**REQUIRED WORK:**
1. Translate this sentence from the passage on excess heat in Filipino cities into Spanish: "Urban heatwaves have cascading impacts on the economies and well-being of people, including heat-induced hospitalizations, power-grid failure, declines in labor productivity, shortened school days, and others."
2. Pick up the passage on excess heat in Filipino cities where it stops, and write the next few sentences.

**PASSAGE TO READ:**
==*==
Understanding Impacts of Excess Heat in Filipino cities

The Project Development Objective is to empower urban Philippines Local Government Units (LGUs) to take preventative and real-time action to mitigate the impacts of heatwaves through provision of more timely and granular data products that reveal localized occurrences of heatwaves and their impacts on human health and urban economies.

Urban heatwaves have cascading impacts on the economies and well-being of people, including heat-induced hospitalizations, power-grid failure, declines in labor productivity, shortened school days, and others. Unless the impacts of heatwaves are mitigated, Filipino cities, with their high population density, will struggle to meet their full economic potential and ensure the wellbeing of their people.
==*==
**THE DATA:**
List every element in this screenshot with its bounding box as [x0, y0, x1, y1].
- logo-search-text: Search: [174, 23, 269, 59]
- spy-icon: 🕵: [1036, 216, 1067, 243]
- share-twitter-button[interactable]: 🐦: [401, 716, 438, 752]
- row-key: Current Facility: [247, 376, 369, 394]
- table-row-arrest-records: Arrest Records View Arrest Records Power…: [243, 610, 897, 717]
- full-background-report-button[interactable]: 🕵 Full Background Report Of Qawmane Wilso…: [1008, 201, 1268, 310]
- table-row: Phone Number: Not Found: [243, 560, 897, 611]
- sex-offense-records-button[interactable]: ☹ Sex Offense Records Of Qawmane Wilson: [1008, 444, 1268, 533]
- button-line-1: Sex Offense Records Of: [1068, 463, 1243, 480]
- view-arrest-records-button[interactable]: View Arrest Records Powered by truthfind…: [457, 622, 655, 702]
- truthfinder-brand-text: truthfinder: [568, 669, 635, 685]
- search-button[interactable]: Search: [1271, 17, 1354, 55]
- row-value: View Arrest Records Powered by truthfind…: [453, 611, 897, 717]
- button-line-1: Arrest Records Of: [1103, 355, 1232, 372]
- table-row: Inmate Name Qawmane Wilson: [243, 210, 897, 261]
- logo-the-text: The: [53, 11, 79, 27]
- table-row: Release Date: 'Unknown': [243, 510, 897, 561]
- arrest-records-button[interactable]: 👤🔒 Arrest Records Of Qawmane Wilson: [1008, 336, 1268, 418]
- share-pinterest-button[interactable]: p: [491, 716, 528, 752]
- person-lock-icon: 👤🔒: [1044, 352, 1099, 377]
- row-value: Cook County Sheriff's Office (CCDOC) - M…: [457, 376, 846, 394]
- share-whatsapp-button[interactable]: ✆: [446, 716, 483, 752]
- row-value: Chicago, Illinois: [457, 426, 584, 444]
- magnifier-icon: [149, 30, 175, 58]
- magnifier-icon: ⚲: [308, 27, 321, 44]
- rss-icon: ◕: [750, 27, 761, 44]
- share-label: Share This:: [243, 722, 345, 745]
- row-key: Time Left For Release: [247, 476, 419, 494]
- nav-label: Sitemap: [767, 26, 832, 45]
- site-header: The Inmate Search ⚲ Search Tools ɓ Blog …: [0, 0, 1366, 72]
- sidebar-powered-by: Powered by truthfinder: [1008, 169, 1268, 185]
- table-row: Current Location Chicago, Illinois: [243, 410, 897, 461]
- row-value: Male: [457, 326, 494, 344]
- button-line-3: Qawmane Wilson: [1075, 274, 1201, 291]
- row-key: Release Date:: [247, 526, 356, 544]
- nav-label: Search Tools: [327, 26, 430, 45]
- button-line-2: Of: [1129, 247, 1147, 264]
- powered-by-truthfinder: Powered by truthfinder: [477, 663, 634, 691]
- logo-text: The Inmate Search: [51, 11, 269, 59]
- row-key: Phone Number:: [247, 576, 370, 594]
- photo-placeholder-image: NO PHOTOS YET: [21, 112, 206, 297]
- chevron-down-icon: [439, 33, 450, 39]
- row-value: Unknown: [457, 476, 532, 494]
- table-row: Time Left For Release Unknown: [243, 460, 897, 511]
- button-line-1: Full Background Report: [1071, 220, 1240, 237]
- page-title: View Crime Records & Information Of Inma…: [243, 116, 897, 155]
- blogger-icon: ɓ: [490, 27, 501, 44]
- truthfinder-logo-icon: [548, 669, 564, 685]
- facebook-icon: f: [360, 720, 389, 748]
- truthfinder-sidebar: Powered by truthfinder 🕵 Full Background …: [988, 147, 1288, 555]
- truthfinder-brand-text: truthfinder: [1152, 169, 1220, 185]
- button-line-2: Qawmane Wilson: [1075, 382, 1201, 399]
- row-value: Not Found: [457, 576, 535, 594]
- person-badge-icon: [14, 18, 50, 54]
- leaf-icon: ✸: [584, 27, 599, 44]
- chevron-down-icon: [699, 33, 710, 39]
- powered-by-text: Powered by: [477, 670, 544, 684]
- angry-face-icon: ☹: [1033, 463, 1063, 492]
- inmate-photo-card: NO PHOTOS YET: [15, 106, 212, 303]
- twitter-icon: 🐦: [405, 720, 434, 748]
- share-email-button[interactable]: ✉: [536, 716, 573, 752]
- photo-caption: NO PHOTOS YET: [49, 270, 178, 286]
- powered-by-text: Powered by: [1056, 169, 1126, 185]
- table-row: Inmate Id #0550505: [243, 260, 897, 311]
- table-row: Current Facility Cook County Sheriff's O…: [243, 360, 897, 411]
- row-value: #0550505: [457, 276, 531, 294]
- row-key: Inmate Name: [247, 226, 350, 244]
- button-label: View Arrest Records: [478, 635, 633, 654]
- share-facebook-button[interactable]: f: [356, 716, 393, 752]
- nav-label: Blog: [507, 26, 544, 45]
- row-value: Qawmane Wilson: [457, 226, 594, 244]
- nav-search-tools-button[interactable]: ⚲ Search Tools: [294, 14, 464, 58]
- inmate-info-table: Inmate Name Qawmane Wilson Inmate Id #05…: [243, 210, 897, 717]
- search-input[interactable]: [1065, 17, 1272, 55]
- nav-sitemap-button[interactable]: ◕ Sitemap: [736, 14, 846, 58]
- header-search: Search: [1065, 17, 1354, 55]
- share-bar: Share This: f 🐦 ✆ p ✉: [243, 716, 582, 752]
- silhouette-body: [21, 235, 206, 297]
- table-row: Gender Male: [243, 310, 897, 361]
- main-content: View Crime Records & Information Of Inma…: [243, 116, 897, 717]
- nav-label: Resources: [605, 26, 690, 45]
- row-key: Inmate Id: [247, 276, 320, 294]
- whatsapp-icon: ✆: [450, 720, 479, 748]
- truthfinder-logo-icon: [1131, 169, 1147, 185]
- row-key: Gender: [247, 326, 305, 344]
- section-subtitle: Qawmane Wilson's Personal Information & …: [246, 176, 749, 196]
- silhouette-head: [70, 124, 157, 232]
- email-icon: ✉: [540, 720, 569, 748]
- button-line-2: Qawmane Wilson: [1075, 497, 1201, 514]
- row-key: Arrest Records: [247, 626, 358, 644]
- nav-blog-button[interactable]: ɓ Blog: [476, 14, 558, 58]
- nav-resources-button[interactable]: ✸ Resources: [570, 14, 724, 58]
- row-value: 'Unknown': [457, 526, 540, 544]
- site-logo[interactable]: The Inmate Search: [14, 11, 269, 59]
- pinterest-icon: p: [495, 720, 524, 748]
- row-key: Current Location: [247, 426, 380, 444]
==*==
**RESPONSES IN ORDER:**
1. Las olas de calor urbanas tienen impactos en cascada sobre las economías y el bienestar de las personas, entre ellos hospitalizaciones provocadas por el calor, fallas de la red eléctrica, caídas en la productividad laboral, jornadas escolares acortadas y otros.

2.
Until now, cities have been challenged to address heatwaves, because the data and expertise needed to mitigate impacts are typically scattered across many departments. To overcome this barrier, as part of the World Bank’s Technical Deep Dive on Urban Heat (April 24-28, 2023), Filipino authorities have requested support on better measurement of urban heatwaves and their impacts. To meet this demand-driven request, the project team would facilitate access to heat risk and vulnerability information for the most populous cities in the three regions of the Philippines. Through this public data good, urban governments will be able to identify investments and policy interventions that build resilience at a community level and support scaling up the resilience of the city. The knowledge product will be validated through local data collection and stakeholder participation to ensure inclusive design and participation.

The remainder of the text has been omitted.